--- start of Data provided ---

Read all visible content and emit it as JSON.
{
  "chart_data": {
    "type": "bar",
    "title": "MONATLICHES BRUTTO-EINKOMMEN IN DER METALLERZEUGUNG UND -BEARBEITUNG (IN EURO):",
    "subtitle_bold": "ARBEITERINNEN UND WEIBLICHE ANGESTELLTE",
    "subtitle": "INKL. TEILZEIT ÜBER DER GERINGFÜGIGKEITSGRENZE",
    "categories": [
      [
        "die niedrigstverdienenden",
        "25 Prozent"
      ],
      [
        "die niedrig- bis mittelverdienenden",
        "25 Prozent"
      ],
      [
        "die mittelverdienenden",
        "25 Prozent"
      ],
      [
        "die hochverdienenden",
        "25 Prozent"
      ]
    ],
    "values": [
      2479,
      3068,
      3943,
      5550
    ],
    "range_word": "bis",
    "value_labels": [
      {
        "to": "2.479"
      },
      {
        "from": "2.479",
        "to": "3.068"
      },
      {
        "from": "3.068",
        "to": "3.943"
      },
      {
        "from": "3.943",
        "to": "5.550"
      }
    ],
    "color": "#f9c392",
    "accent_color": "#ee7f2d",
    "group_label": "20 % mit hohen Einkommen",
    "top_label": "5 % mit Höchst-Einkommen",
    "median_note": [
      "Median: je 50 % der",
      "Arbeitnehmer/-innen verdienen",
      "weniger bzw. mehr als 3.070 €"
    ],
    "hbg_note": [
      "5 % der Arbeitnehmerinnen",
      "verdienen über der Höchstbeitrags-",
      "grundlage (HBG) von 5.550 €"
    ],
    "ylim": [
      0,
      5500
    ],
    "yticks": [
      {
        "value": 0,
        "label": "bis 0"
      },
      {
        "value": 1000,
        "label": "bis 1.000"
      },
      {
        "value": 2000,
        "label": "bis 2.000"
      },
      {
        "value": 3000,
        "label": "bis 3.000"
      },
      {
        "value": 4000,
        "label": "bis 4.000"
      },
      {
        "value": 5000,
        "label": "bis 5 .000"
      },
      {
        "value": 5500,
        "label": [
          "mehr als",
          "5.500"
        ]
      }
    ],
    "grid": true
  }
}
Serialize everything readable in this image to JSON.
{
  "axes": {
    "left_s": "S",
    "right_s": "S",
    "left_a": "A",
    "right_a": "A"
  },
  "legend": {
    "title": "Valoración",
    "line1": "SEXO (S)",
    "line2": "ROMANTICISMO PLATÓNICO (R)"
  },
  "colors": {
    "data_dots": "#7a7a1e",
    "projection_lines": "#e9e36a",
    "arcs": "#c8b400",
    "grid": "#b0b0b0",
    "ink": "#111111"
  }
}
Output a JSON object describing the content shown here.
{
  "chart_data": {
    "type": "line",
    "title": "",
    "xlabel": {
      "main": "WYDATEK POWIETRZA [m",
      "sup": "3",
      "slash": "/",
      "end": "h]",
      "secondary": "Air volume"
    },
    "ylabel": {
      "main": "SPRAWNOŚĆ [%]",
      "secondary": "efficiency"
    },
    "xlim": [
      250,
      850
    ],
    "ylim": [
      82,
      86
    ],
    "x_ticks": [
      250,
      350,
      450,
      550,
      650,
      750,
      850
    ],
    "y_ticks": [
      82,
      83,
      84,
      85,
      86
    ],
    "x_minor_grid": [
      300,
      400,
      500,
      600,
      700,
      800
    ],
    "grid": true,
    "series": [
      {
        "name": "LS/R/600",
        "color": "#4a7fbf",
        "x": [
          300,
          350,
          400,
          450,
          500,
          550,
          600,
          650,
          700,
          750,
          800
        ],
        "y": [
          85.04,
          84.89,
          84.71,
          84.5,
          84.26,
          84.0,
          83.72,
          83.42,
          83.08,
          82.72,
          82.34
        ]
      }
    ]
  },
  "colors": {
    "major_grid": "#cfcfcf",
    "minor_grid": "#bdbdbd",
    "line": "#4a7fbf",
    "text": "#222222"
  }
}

--- end of Data provided ---

(What this task involves): Give back the lines of the listing from the one with "Serialize everything readable" through the end, both included, exactly as written and with nothing added.

(Reply to the exercise):
Serialize everything readable in this image to JSON.
{
  "axes": {
    "left_s": "S",
    "right_s": "S",
    "left_a": "A",
    "right_a": "A"
  },
  "legend": {
    "title": "Valoración",
    "line1": "SEXO (S)",
    "line2": "ROMANTICISMO PLATÓNICO (R)"
  },
  "colors": {
    "data_dots": "#7a7a1e",
    "projection_lines": "#e9e36a",
    "arcs": "#c8b400",
    "grid": "#b0b0b0",
    "ink": "#111111"
  }
}
Output a JSON object describing the content shown here.
{
  "chart_data": {
    "type": "line",
    "title": "",
    "xlabel": {
      "main": "WYDATEK POWIETRZA [m",
      "sup": "3",
      "slash": "/",
      "end": "h]",
      "secondary": "Air volume"
    },
    "ylabel": {
      "main": "SPRAWNOŚĆ [%]",
      "secondary": "efficiency"
    },
    "xlim": [
      250,
      850
    ],
    "ylim": [
      82,
      86
    ],
    "x_ticks": [
      250,
      350,
      450,
      550,
      650,
      750,
      850
    ],
    "y_ticks": [
      82,
      83,
      84,
      85,
      86
    ],
    "x_minor_grid": [
      300,
      400,
      500,
      600,
      700,
      800
    ],
    "grid": true,
    "series": [
      {
        "name": "LS/R/600",
        "color": "#4a7fbf",
        "x": [
          300,
          350,
          400,
          450,
          500,
          550,
          600,
          650,
          700,
          750,
          800
        ],
        "y": [
          85.04,
          84.89,
          84.71,
          84.5,
          84.26,
          84.0,
          83.72,
          83.42,
          83.08,
          82.72,
          82.34
        ]
      }
    ]
  },
  "colors": {
    "major_grid": "#cfcfcf",
    "minor_grid": "#bdbdbd",
    "line": "#4a7fbf",
    "text": "#222222"
  }
}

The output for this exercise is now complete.